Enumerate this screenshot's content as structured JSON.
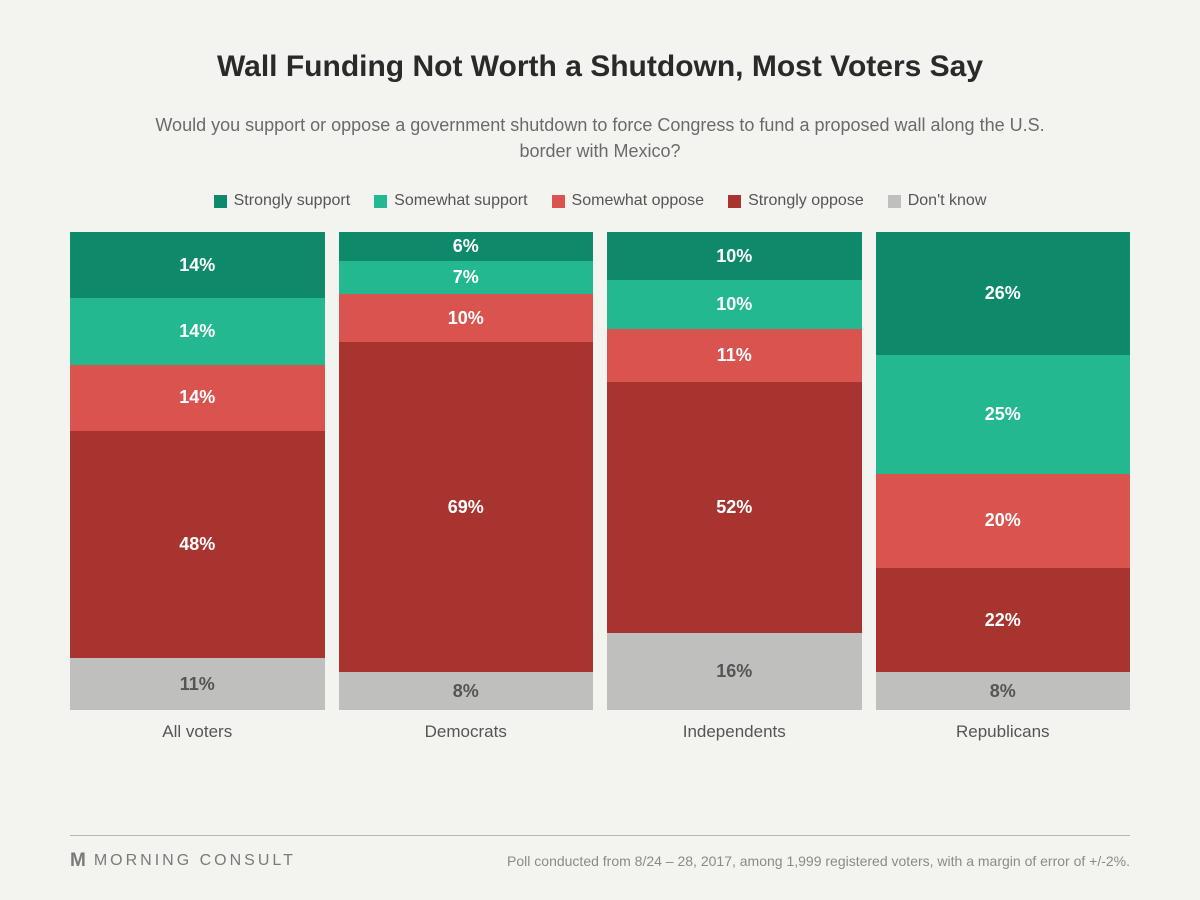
{
  "title": "Wall Funding Not Worth a Shutdown, Most Voters Say",
  "subtitle": "Would you support or oppose a government shutdown to force Congress to fund a proposed wall along the U.S. border with Mexico?",
  "legend": [
    {
      "label": "Strongly support",
      "color": "#0e8a6a"
    },
    {
      "label": "Somewhat support",
      "color": "#23b88f"
    },
    {
      "label": "Somewhat oppose",
      "color": "#d9534f"
    },
    {
      "label": "Strongly oppose",
      "color": "#a8342f"
    },
    {
      "label": "Don't know",
      "color": "#bfbfbd"
    }
  ],
  "chart": {
    "type": "stacked-bar-100",
    "background_color": "#f3f4f0",
    "label_fontsize": 18,
    "label_color_light": "#ffffff",
    "label_color_gray": "#555555",
    "categories": [
      {
        "name": "All voters",
        "segments": [
          {
            "value": 14,
            "color": "#0e8a6a",
            "text": "#ffffff"
          },
          {
            "value": 14,
            "color": "#23b88f",
            "text": "#ffffff"
          },
          {
            "value": 14,
            "color": "#d9534f",
            "text": "#ffffff"
          },
          {
            "value": 48,
            "color": "#a8342f",
            "text": "#ffffff"
          },
          {
            "value": 11,
            "color": "#bfbfbd",
            "text": "#555555"
          }
        ]
      },
      {
        "name": "Democrats",
        "segments": [
          {
            "value": 6,
            "color": "#0e8a6a",
            "text": "#ffffff"
          },
          {
            "value": 7,
            "color": "#23b88f",
            "text": "#ffffff"
          },
          {
            "value": 10,
            "color": "#d9534f",
            "text": "#ffffff"
          },
          {
            "value": 69,
            "color": "#a8342f",
            "text": "#ffffff"
          },
          {
            "value": 8,
            "color": "#bfbfbd",
            "text": "#555555"
          }
        ]
      },
      {
        "name": "Independents",
        "segments": [
          {
            "value": 10,
            "color": "#0e8a6a",
            "text": "#ffffff"
          },
          {
            "value": 10,
            "color": "#23b88f",
            "text": "#ffffff"
          },
          {
            "value": 11,
            "color": "#d9534f",
            "text": "#ffffff"
          },
          {
            "value": 52,
            "color": "#a8342f",
            "text": "#ffffff"
          },
          {
            "value": 16,
            "color": "#bfbfbd",
            "text": "#555555"
          }
        ]
      },
      {
        "name": "Republicans",
        "segments": [
          {
            "value": 26,
            "color": "#0e8a6a",
            "text": "#ffffff"
          },
          {
            "value": 25,
            "color": "#23b88f",
            "text": "#ffffff"
          },
          {
            "value": 20,
            "color": "#d9534f",
            "text": "#ffffff"
          },
          {
            "value": 22,
            "color": "#a8342f",
            "text": "#ffffff"
          },
          {
            "value": 8,
            "color": "#bfbfbd",
            "text": "#555555"
          }
        ]
      }
    ]
  },
  "brand_icon": "M",
  "brand_text": "MORNING CONSULT",
  "footnote": "Poll conducted from 8/24 – 28, 2017, among 1,999 registered voters, with a margin of error of +/-2%."
}
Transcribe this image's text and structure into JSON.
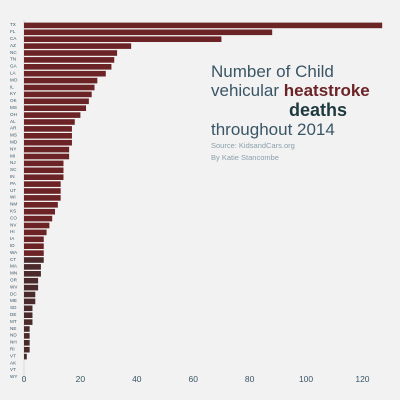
{
  "title": {
    "line1": "Number of Child",
    "line2_prefix": "vehicular ",
    "line2_accent": "heatstroke",
    "line3_accent": "deaths",
    "line4": "throughout 2014",
    "source": "Source: KidsandCars.org",
    "author": "By Katie Stancombe"
  },
  "colors": {
    "background": "#f2f2f2",
    "bar": "#6b2326",
    "bar_light": "#4a2a2a",
    "axis_text": "#3a5666",
    "title_text": "#3a5666",
    "accent": "#6b2326"
  },
  "chart_data": {
    "type": "bar",
    "orientation": "horizontal",
    "categories": [
      "TX",
      "FL",
      "CA",
      "AZ",
      "NC",
      "TN",
      "GA",
      "LA",
      "MO",
      "IL",
      "KY",
      "OK",
      "MS",
      "OH",
      "AL",
      "AR",
      "MS",
      "MD",
      "NY",
      "MI",
      "NJ",
      "SC",
      "IN",
      "PA",
      "UT",
      "WI",
      "NM",
      "KS",
      "CO",
      "NV",
      "HI",
      "IA",
      "ID",
      "WA",
      "CT",
      "MA",
      "MN",
      "OR",
      "WV",
      "DC",
      "ME",
      "SD",
      "DE",
      "MT",
      "NE",
      "ND",
      "NH",
      "RI",
      "VT",
      "AK",
      "VT",
      "WY"
    ],
    "values": [
      127,
      88,
      70,
      38,
      33,
      32,
      31,
      29,
      26,
      25,
      24,
      23,
      22,
      20,
      18,
      17,
      17,
      17,
      16,
      16,
      14,
      14,
      14,
      13,
      13,
      13,
      12,
      11,
      10,
      9,
      8,
      7,
      7,
      7,
      7,
      6,
      6,
      5,
      5,
      4,
      4,
      3,
      3,
      3,
      2,
      2,
      2,
      2,
      1,
      0,
      0,
      0
    ],
    "xlim": [
      0,
      128
    ],
    "xticks": [
      0,
      20,
      40,
      60,
      80,
      100,
      120
    ],
    "grid": false,
    "legend": "none"
  }
}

Exercise prompt
Restate each line of the records exactly; pictures do not belong in the copy.

Task solution
Enumerate this screenshot's content as structured JSON.
{
  "title": "Wall Funding Not Worth a Shutdown, Most Voters Say",
  "subtitle": "Would you support or oppose a government shutdown to force Congress to fund a proposed wall along the U.S. border with Mexico?",
  "legend": [
    {
      "label": "Strongly support",
      "color": "#0e8a6a"
    },
    {
      "label": "Somewhat support",
      "color": "#23b88f"
    },
    {
      "label": "Somewhat oppose",
      "color": "#d9534f"
    },
    {
      "label": "Strongly oppose",
      "color": "#a8342f"
    },
    {
      "label": "Don't know",
      "color": "#bfbfbd"
    }
  ],
  "chart": {
    "type": "stacked-bar-100",
    "background_color": "#f3f4f0",
    "label_fontsize": 18,
    "label_color_light": "#ffffff",
    "label_color_gray": "#555555",
    "categories": [
      {
        "name": "All voters",
        "segments": [
          {
            "value": 14,
            "color": "#0e8a6a",
            "text": "#ffffff"
          },
          {
            "value": 14,
            "color": "#23b88f",
            "text": "#ffffff"
          },
          {
            "value": 14,
            "color": "#d9534f",
            "text": "#ffffff"
          },
          {
            "value": 48,
            "color": "#a8342f",
            "text": "#ffffff"
          },
          {
            "value": 11,
            "color": "#bfbfbd",
            "text": "#555555"
          }
        ]
      },
      {
        "name": "Democrats",
        "segments": [
          {
            "value": 6,
            "color": "#0e8a6a",
            "text": "#ffffff"
          },
          {
            "value": 7,
            "color": "#23b88f",
            "text": "#ffffff"
          },
          {
            "value": 10,
            "color": "#d9534f",
            "text": "#ffffff"
          },
          {
            "value": 69,
            "color": "#a8342f",
            "text": "#ffffff"
          },
          {
            "value": 8,
            "color": "#bfbfbd",
            "text": "#555555"
          }
        ]
      },
      {
        "name": "Independents",
        "segments": [
          {
            "value": 10,
            "color": "#0e8a6a",
            "text": "#ffffff"
          },
          {
            "value": 10,
            "color": "#23b88f",
            "text": "#ffffff"
          },
          {
            "value": 11,
            "color": "#d9534f",
            "text": "#ffffff"
          },
          {
            "value": 52,
            "color": "#a8342f",
            "text": "#ffffff"
          },
          {
            "value": 16,
            "color": "#bfbfbd",
            "text": "#555555"
          }
        ]
      },
      {
        "name": "Republicans",
        "segments": [
          {
            "value": 26,
            "color": "#0e8a6a",
            "text": "#ffffff"
          },
          {
            "value": 25,
            "color": "#23b88f",
            "text": "#ffffff"
          },
          {
            "value": 20,
            "color": "#d9534f",
            "text": "#ffffff"
          },
          {
            "value": 22,
            "color": "#a8342f",
            "text": "#ffffff"
          },
          {
            "value": 8,
            "color": "#bfbfbd",
            "text": "#555555"
          }
        ]
      }
    ]
  },
  "brand_icon": "M",
  "brand_text": "MORNING CONSULT",
  "footnote": "Poll conducted from 8/24 – 28, 2017, among 1,999 registered voters, with a margin of error of +/-2%."
}
Transcribe this image's text and structure into JSON.
{
  "title": {
    "line1": "Number of Child",
    "line2_prefix": "vehicular ",
    "line2_accent": "heatstroke",
    "line3_accent": "deaths",
    "line4": "throughout 2014",
    "source": "Source: KidsandCars.org",
    "author": "By Katie Stancombe"
  },
  "colors": {
    "background": "#f2f2f2",
    "bar": "#6b2326",
    "bar_light": "#4a2a2a",
    "axis_text": "#3a5666",
    "title_text": "#3a5666",
    "accent": "#6b2326"
  },
  "chart_data": {
    "type": "bar",
    "orientation": "horizontal",
    "categories": [
      "TX",
      "FL",
      "CA",
      "AZ",
      "NC",
      "TN",
      "GA",
      "LA",
      "MO",
      "IL",
      "KY",
      "OK",
      "MS",
      "OH",
      "AL",
      "AR",
      "MS",
      "MD",
      "NY",
      "MI",
      "NJ",
      "SC",
      "IN",
      "PA",
      "UT",
      "WI",
      "NM",
      "KS",
      "CO",
      "NV",
      "HI",
      "IA",
      "ID",
      "WA",
      "CT",
      "MA",
      "MN",
      "OR",
      "WV",
      "DC",
      "ME",
      "SD",
      "DE",
      "MT",
      "NE",
      "ND",
      "NH",
      "RI",
      "VT",
      "AK",
      "VT",
      "WY"
    ],
    "values": [
      127,
      88,
      70,
      38,
      33,
      32,
      31,
      29,
      26,
      25,
      24,
      23,
      22,
      20,
      18,
      17,
      17,
      17,
      16,
      16,
      14,
      14,
      14,
      13,
      13,
      13,
      12,
      11,
      10,
      9,
      8,
      7,
      7,
      7,
      7,
      6,
      6,
      5,
      5,
      4,
      4,
      3,
      3,
      3,
      2,
      2,
      2,
      2,
      1,
      0,
      0,
      0
    ],
    "xlim": [
      0,
      128
    ],
    "xticks": [
      0,
      20,
      40,
      60,
      80,
      100,
      120
    ],
    "grid": false,
    "legend": "none"
  }
}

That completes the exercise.